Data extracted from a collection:
»»

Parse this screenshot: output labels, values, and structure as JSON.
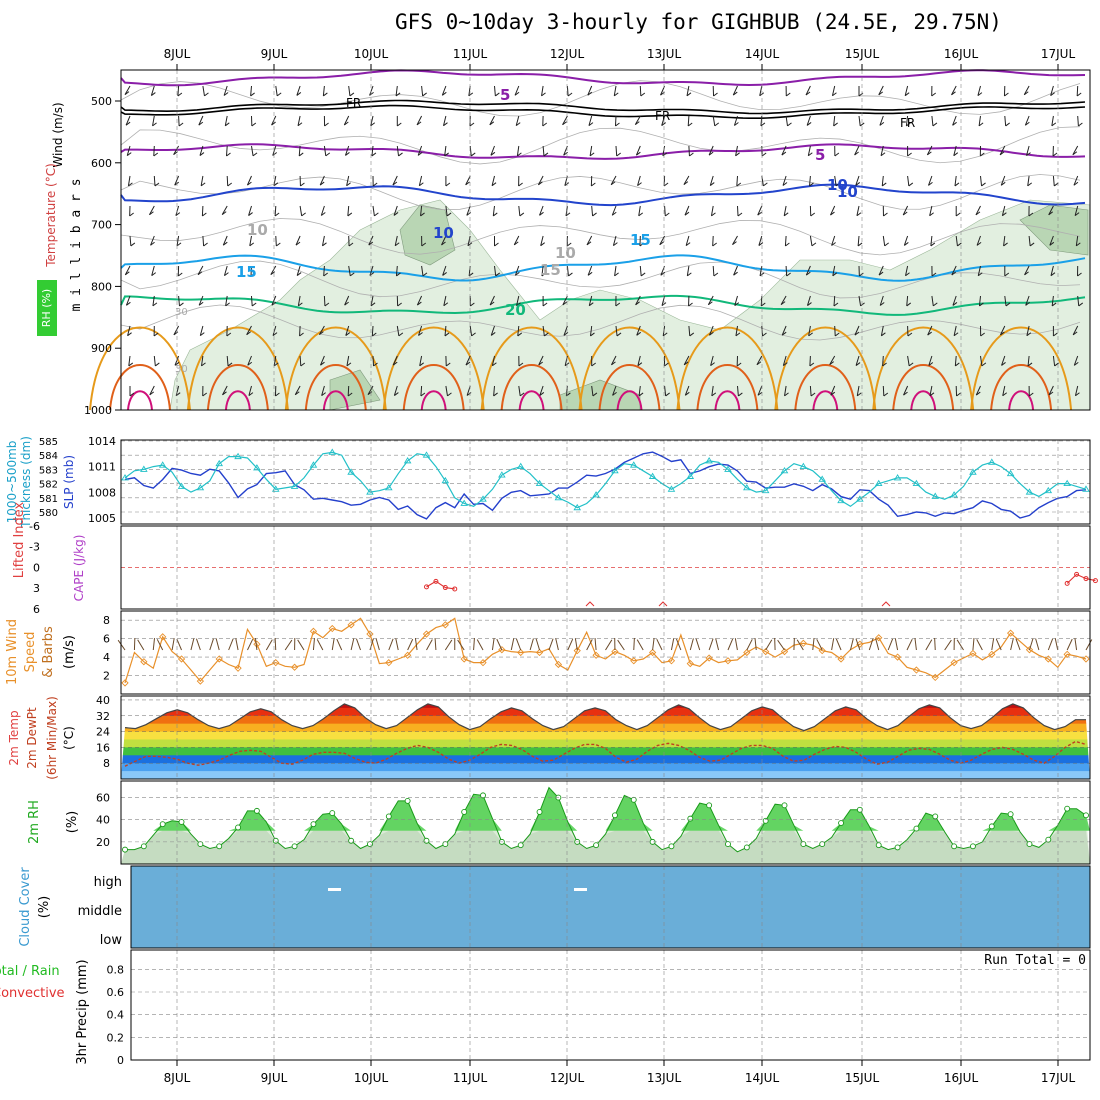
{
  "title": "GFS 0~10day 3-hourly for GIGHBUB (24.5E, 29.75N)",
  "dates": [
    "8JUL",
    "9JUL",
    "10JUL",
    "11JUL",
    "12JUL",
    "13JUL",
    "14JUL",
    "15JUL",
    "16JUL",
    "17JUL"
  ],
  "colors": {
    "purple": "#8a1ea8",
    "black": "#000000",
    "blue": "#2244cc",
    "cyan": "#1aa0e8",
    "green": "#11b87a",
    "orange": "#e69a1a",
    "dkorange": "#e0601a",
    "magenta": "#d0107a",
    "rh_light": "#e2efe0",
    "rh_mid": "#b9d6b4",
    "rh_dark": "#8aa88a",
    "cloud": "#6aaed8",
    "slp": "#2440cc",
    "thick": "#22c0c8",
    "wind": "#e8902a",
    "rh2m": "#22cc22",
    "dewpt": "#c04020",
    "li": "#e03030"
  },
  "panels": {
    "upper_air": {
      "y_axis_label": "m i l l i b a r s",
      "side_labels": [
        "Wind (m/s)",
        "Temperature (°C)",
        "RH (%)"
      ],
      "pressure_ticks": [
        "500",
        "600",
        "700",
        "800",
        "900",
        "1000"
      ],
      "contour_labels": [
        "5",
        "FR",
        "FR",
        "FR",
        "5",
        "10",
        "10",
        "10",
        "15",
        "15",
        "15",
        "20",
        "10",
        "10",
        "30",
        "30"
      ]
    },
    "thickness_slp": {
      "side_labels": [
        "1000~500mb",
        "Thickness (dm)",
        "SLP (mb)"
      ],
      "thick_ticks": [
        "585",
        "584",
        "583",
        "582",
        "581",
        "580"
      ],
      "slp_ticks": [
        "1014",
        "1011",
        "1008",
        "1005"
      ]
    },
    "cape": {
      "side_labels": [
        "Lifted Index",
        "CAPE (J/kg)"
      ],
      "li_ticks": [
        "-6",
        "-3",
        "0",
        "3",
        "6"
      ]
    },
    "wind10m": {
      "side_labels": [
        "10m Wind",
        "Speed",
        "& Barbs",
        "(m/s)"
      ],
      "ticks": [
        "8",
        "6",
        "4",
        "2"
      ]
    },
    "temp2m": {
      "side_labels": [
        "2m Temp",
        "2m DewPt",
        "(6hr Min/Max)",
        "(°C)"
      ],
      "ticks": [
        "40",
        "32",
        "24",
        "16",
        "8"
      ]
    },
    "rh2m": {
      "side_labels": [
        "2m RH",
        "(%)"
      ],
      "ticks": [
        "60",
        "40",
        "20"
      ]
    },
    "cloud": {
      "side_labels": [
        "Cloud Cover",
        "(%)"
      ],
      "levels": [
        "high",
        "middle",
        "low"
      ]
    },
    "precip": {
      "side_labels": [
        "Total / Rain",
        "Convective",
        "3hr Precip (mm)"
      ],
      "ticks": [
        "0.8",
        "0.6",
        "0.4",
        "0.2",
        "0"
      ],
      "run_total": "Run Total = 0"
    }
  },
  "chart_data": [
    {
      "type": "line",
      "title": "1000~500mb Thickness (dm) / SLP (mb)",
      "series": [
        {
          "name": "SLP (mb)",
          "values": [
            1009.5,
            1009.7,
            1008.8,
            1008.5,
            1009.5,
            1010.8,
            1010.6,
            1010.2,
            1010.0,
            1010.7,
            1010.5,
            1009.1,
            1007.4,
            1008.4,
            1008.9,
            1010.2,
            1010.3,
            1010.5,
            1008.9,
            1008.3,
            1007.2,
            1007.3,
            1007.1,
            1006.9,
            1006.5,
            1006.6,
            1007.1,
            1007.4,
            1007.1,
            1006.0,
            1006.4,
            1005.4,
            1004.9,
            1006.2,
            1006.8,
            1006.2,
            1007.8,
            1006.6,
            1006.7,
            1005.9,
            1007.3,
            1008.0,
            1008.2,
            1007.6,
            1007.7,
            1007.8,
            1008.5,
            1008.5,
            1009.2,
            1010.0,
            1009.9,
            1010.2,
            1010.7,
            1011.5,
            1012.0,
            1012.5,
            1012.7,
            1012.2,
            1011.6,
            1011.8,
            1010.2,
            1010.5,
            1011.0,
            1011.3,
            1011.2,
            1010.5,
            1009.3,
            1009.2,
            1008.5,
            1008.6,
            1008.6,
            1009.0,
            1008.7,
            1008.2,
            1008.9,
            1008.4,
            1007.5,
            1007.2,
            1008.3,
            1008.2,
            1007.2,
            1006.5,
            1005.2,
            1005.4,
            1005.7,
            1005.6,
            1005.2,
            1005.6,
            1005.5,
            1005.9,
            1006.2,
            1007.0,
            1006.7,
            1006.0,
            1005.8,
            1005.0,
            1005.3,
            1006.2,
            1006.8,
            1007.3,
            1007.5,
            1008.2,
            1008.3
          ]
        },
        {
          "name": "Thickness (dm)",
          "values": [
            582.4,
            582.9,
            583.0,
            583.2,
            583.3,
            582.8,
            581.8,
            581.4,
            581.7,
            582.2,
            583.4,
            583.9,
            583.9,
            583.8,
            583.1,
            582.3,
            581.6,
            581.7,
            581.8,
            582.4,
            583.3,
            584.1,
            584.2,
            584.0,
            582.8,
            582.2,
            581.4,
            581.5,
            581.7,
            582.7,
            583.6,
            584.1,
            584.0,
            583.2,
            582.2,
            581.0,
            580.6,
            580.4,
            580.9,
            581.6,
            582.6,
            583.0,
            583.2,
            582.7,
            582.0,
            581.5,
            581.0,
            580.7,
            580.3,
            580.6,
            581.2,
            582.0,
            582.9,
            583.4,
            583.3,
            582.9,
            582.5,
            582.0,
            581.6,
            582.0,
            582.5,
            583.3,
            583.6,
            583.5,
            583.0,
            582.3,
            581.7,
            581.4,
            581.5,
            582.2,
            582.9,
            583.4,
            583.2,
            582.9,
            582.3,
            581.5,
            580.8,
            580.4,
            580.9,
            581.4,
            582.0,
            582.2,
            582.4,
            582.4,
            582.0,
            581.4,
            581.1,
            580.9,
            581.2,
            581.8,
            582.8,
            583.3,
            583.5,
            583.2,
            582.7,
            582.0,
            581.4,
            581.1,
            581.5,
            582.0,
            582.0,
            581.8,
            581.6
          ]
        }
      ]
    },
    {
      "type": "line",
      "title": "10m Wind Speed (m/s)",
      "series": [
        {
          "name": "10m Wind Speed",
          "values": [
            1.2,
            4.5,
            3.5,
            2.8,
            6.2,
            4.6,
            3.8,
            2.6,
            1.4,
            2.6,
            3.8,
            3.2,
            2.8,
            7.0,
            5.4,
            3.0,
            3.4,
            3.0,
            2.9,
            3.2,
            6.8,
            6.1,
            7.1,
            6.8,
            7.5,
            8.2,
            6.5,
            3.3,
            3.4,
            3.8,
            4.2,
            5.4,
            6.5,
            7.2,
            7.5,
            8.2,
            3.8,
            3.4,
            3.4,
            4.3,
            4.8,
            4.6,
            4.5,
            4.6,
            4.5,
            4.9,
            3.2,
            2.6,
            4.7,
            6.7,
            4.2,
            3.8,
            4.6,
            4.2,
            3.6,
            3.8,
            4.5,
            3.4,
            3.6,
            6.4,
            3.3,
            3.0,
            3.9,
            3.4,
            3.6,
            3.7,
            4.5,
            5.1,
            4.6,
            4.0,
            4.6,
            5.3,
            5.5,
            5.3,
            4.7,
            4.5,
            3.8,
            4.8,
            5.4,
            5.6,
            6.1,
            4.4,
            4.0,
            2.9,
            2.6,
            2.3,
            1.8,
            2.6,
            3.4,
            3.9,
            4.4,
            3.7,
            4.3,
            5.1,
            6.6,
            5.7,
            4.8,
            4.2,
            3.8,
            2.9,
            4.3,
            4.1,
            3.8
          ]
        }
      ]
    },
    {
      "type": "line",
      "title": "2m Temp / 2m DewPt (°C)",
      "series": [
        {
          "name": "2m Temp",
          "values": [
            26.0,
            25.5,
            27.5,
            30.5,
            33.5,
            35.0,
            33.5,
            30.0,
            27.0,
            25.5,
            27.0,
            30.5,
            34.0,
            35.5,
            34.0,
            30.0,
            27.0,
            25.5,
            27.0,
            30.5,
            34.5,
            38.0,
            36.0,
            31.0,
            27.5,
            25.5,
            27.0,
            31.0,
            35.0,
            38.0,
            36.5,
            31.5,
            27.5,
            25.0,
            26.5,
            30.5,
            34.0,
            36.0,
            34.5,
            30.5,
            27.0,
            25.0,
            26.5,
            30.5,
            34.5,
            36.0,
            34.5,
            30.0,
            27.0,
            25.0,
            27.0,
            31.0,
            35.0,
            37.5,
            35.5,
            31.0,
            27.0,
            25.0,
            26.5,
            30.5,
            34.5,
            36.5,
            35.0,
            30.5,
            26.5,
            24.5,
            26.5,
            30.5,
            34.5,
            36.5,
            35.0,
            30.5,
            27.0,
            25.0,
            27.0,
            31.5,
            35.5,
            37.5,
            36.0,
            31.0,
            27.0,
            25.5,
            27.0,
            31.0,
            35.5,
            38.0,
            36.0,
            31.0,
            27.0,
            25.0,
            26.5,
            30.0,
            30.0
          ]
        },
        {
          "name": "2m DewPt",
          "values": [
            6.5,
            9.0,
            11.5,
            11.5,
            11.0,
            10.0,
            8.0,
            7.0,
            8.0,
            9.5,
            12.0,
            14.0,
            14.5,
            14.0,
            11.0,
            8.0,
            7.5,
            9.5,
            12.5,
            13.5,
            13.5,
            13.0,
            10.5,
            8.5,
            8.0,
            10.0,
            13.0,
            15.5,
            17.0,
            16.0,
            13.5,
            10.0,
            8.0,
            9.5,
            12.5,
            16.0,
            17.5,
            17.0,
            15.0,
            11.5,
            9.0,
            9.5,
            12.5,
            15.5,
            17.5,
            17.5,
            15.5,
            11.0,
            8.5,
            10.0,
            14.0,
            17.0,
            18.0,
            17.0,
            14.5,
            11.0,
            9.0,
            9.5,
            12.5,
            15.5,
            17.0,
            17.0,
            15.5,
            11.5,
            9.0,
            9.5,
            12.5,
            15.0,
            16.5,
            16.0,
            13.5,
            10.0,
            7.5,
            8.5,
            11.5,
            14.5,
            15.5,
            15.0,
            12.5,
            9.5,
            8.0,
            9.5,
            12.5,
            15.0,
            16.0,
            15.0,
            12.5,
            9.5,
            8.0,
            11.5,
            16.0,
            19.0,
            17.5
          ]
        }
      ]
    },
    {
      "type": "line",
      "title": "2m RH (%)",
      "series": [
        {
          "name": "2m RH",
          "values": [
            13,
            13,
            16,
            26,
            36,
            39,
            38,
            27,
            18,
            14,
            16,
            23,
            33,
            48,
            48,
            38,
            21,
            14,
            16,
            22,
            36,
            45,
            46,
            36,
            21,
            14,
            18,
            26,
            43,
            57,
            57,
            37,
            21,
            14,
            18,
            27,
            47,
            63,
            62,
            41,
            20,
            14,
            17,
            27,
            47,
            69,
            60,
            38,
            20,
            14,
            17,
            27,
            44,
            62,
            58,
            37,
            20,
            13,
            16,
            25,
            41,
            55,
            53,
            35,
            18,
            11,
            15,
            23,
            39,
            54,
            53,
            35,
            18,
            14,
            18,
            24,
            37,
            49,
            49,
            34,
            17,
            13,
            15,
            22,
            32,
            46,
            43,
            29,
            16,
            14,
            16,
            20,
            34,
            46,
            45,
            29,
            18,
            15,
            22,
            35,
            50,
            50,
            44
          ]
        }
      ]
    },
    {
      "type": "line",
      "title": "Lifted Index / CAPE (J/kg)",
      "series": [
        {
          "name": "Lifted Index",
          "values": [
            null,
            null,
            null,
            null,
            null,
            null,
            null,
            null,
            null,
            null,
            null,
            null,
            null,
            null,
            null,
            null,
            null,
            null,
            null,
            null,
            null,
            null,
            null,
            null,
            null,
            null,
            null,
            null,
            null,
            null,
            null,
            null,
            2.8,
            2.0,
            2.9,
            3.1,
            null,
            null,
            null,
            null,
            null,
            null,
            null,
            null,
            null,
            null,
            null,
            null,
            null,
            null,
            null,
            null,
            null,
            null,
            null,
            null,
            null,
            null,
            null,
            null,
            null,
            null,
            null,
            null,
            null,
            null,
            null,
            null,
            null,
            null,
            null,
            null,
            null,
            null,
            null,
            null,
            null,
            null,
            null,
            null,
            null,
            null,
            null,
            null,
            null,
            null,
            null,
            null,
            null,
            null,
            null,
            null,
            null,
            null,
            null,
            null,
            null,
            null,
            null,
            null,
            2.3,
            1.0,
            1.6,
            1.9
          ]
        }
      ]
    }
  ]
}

««

## Given problem
Look over the records above and copy each line that includes the string "Index".

## Solution to this task
        "Lifted Index",
      "title": "Lifted Index / CAPE (J/kg)",
          "name": "Lifted Index",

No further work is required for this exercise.